_Your objective_:
Show every line containing "note" by copying it.

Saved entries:
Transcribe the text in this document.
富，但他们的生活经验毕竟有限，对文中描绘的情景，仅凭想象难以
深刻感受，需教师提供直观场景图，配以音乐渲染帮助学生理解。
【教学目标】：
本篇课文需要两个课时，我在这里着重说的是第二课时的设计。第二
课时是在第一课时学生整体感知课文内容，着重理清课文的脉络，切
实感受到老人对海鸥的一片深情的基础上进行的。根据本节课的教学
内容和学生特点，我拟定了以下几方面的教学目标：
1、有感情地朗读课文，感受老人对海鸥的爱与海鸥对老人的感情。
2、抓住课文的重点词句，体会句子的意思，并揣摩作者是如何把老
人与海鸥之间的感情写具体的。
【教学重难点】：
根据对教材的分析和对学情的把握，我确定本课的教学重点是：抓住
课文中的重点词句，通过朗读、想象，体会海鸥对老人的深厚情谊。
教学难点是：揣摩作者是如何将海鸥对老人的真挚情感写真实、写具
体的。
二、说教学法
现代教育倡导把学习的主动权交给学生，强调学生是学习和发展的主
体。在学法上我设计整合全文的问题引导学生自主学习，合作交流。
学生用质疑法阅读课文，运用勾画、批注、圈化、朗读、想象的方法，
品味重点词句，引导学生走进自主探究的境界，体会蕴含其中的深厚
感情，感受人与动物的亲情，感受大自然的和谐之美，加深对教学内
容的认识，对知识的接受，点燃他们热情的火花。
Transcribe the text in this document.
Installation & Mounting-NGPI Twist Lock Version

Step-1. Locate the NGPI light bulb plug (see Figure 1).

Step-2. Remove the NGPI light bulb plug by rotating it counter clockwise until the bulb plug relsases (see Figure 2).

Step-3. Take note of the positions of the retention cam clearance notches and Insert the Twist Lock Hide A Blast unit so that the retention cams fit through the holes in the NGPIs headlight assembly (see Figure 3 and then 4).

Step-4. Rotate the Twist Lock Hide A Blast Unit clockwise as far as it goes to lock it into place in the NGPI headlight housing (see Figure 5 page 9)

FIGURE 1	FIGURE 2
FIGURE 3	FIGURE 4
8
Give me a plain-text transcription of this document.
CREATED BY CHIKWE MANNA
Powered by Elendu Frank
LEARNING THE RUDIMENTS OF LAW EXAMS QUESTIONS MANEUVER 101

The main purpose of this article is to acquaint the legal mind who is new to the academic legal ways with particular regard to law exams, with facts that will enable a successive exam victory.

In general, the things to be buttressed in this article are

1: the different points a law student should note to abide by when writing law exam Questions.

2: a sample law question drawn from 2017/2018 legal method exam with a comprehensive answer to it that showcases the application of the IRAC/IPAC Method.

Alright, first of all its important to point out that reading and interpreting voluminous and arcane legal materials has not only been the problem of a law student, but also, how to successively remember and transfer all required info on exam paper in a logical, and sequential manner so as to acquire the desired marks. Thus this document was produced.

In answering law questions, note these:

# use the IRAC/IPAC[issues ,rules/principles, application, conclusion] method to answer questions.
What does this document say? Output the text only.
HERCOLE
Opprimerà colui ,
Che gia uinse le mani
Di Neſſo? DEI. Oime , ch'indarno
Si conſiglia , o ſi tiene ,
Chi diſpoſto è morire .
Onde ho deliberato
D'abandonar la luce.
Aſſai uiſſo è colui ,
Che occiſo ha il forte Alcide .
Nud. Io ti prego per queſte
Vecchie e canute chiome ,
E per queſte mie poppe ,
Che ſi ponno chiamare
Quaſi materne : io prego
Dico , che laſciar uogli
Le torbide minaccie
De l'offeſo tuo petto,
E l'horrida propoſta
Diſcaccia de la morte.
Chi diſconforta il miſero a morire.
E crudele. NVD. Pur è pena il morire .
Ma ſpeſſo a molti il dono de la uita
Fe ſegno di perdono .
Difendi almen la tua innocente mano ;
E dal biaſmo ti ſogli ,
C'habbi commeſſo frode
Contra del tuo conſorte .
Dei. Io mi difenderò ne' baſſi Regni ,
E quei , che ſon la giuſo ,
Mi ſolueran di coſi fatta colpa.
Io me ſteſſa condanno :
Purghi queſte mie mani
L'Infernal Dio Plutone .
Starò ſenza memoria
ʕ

_Task solution_:
Step-3. Take note of the positions of the retention cam clearance notches and Insert the Twist Lock Hide A Blast unit so that the retention cams fit through the holes in the NGPIs headlight assembly (see Figure 3 and then 4).
1: the different points a law student should note to abide by when writing law exam Questions.
In answering law questions, note these:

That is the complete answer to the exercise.